Problem to work on: Work out the number of lines with the word "type" in the material below, then reply with that number only.

Dataset extract:
————————

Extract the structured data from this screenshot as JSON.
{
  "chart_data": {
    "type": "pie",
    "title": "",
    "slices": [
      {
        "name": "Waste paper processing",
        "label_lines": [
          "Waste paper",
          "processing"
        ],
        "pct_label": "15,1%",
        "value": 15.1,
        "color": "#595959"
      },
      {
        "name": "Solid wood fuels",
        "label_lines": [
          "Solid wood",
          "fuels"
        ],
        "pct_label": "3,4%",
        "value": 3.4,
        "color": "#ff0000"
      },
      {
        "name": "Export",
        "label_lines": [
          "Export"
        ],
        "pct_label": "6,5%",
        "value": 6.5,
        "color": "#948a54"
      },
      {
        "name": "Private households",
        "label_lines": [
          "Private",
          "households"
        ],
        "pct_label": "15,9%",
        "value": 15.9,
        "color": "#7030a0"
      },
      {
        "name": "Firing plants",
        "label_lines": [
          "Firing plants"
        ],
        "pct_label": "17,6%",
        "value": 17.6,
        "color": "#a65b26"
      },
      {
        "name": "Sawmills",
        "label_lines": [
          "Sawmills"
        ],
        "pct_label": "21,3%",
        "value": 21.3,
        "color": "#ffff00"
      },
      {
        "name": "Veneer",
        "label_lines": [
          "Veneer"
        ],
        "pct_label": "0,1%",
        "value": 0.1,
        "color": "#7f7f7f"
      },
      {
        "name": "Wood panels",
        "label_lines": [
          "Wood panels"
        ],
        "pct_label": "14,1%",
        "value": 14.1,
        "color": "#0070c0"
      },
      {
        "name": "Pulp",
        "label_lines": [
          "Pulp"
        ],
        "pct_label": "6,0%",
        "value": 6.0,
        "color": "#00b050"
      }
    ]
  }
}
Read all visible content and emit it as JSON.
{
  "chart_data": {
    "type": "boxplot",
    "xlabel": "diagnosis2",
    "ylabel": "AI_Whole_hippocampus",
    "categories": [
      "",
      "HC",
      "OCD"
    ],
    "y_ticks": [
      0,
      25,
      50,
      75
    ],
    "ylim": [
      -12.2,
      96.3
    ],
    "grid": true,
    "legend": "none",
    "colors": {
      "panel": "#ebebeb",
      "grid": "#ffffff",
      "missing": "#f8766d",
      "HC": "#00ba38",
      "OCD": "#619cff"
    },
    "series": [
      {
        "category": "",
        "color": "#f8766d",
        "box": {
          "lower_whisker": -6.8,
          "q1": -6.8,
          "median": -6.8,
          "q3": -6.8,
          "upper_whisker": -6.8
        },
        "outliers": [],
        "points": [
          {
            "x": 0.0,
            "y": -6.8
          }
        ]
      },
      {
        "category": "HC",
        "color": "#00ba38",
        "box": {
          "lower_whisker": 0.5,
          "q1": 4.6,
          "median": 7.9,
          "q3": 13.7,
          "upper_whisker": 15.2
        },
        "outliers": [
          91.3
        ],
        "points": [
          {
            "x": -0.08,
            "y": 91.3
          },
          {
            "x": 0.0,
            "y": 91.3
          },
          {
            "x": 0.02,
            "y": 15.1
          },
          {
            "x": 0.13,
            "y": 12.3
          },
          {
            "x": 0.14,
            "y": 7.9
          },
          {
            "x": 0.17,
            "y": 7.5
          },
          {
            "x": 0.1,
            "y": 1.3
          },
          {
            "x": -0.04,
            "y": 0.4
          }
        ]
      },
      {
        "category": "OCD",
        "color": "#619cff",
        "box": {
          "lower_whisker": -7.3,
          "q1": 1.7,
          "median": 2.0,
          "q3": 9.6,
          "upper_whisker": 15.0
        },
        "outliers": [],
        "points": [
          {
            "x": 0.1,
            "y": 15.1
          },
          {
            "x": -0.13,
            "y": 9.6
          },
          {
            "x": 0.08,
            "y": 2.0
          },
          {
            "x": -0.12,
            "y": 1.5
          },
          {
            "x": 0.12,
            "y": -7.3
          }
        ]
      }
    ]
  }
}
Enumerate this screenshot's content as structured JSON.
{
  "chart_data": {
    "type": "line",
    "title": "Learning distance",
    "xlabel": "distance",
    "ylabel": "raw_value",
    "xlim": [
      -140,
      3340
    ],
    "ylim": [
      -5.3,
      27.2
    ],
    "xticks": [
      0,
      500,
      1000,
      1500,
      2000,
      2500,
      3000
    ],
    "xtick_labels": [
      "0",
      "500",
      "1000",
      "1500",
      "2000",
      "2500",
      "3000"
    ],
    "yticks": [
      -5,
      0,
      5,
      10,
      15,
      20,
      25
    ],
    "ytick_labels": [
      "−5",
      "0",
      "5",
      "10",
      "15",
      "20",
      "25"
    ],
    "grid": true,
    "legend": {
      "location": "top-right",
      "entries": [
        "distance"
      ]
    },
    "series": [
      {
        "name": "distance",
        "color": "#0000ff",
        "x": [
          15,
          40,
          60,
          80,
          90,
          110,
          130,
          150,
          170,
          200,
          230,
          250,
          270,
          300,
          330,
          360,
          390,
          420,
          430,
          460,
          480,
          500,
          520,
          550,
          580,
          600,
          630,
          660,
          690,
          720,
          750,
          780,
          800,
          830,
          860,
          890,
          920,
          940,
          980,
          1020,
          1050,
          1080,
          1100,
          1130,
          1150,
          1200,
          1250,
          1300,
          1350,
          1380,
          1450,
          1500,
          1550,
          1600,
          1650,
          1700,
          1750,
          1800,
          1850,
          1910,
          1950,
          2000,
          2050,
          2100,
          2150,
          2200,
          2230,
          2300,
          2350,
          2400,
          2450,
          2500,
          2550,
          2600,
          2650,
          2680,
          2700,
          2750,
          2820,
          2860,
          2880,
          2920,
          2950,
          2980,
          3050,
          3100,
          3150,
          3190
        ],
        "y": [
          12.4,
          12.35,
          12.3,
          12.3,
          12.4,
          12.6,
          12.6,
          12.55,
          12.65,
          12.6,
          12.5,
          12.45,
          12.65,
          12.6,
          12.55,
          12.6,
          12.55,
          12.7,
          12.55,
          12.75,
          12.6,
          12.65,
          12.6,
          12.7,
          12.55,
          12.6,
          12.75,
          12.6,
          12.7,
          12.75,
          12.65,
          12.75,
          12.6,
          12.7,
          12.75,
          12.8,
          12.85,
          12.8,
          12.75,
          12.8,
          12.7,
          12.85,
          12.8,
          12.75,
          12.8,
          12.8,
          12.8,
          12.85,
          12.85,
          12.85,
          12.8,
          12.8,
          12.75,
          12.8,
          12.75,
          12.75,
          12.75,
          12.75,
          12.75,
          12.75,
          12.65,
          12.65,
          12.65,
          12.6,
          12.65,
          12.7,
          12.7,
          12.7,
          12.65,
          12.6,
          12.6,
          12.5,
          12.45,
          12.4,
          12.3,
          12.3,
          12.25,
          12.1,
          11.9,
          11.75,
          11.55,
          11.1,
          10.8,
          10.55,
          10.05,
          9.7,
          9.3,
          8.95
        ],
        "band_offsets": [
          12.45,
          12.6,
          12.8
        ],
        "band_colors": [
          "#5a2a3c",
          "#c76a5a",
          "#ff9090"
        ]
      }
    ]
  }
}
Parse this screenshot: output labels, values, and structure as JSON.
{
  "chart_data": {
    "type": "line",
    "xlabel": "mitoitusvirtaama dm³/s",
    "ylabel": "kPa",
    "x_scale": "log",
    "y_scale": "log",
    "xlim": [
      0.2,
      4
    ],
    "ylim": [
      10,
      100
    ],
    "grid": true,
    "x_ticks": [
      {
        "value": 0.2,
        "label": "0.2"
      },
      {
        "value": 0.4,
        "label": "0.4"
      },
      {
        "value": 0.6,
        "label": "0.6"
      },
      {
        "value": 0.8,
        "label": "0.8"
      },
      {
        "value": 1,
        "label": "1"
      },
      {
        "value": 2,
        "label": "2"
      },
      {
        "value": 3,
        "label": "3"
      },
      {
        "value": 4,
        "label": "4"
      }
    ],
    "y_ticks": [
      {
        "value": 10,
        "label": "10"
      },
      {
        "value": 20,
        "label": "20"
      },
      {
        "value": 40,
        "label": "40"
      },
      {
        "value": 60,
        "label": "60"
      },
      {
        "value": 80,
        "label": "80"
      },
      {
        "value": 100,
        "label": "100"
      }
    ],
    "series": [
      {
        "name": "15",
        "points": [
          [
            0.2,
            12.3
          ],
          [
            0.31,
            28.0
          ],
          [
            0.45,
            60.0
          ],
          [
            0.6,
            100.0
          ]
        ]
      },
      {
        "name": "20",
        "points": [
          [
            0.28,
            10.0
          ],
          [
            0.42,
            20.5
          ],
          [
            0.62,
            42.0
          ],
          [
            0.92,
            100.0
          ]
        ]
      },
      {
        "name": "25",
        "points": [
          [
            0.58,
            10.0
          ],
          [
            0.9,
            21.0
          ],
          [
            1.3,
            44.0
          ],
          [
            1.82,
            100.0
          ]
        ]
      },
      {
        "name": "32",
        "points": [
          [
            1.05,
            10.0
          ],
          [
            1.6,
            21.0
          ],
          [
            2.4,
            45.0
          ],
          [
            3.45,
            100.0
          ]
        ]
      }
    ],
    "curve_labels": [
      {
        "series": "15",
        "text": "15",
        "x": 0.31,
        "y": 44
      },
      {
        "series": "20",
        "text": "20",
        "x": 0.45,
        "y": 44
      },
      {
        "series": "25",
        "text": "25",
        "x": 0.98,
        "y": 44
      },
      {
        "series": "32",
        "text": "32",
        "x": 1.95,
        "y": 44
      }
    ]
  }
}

————————

Task response: 4